Provided data -
start

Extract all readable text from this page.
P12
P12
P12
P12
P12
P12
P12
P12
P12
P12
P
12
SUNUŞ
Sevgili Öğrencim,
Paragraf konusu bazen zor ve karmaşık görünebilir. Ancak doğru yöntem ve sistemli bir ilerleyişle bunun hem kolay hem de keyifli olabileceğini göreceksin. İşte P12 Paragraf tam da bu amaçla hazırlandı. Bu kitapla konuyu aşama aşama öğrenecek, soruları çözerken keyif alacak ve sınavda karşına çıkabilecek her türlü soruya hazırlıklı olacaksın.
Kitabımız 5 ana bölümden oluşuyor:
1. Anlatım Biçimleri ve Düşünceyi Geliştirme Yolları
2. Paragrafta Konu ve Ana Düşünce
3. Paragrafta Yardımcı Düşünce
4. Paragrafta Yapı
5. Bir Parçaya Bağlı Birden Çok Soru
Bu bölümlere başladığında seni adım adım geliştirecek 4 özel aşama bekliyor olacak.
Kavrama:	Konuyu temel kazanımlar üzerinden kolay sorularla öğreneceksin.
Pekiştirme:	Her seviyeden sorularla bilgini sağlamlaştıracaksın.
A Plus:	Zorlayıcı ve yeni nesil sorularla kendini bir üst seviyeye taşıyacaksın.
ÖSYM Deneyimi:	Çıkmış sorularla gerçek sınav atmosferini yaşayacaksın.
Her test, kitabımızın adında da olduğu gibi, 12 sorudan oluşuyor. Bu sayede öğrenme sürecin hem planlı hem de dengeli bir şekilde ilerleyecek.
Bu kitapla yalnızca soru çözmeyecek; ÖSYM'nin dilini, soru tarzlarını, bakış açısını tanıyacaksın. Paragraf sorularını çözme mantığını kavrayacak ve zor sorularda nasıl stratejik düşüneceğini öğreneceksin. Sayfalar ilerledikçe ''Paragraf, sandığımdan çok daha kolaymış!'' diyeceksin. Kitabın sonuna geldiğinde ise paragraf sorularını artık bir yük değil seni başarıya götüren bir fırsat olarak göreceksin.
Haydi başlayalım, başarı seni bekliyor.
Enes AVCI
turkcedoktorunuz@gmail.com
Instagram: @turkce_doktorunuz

end

Output the listing above exactly as it appears.

Extract all readable text from this page.
P12
P12
P12
P12
P12
P12
P12
P12
P12
P12
P
12
SUNUŞ
Sevgili Öğrencim,
Paragraf konusu bazen zor ve karmaşık görünebilir. Ancak doğru yöntem ve sistemli bir ilerleyişle bunun hem kolay hem de keyifli olabileceğini göreceksin. İşte P12 Paragraf tam da bu amaçla hazırlandı. Bu kitapla konuyu aşama aşama öğrenecek, soruları çözerken keyif alacak ve sınavda karşına çıkabilecek her türlü soruya hazırlıklı olacaksın.
Kitabımız 5 ana bölümden oluşuyor:
1. Anlatım Biçimleri ve Düşünceyi Geliştirme Yolları
2. Paragrafta Konu ve Ana Düşünce
3. Paragrafta Yardımcı Düşünce
4. Paragrafta Yapı
5. Bir Parçaya Bağlı Birden Çok Soru
Bu bölümlere başladığında seni adım adım geliştirecek 4 özel aşama bekliyor olacak.
Kavrama:	Konuyu temel kazanımlar üzerinden kolay sorularla öğreneceksin.
Pekiştirme:	Her seviyeden sorularla bilgini sağlamlaştıracaksın.
A Plus:	Zorlayıcı ve yeni nesil sorularla kendini bir üst seviyeye taşıyacaksın.
ÖSYM Deneyimi:	Çıkmış sorularla gerçek sınav atmosferini yaşayacaksın.
Her test, kitabımızın adında da olduğu gibi, 12 sorudan oluşuyor. Bu sayede öğrenme sürecin hem planlı hem de dengeli bir şekilde ilerleyecek.
Bu kitapla yalnızca soru çözmeyecek; ÖSYM'nin dilini, soru tarzlarını, bakış açısını tanıyacaksın. Paragraf sorularını çözme mantığını kavrayacak ve zor sorularda nasıl stratejik düşüneceğini öğreneceksin. Sayfalar ilerledikçe ''Paragraf, sandığımdan çok daha kolaymış!'' diyeceksin. Kitabın sonuna geldiğinde ise paragraf sorularını artık bir yük değil seni başarıya götüren bir fırsat olarak göreceksin.
Haydi başlayalım, başarı seni bekliyor.
Enes AVCI
turkcedoktorunuz@gmail.com
Instagram: @turkce_doktorunuz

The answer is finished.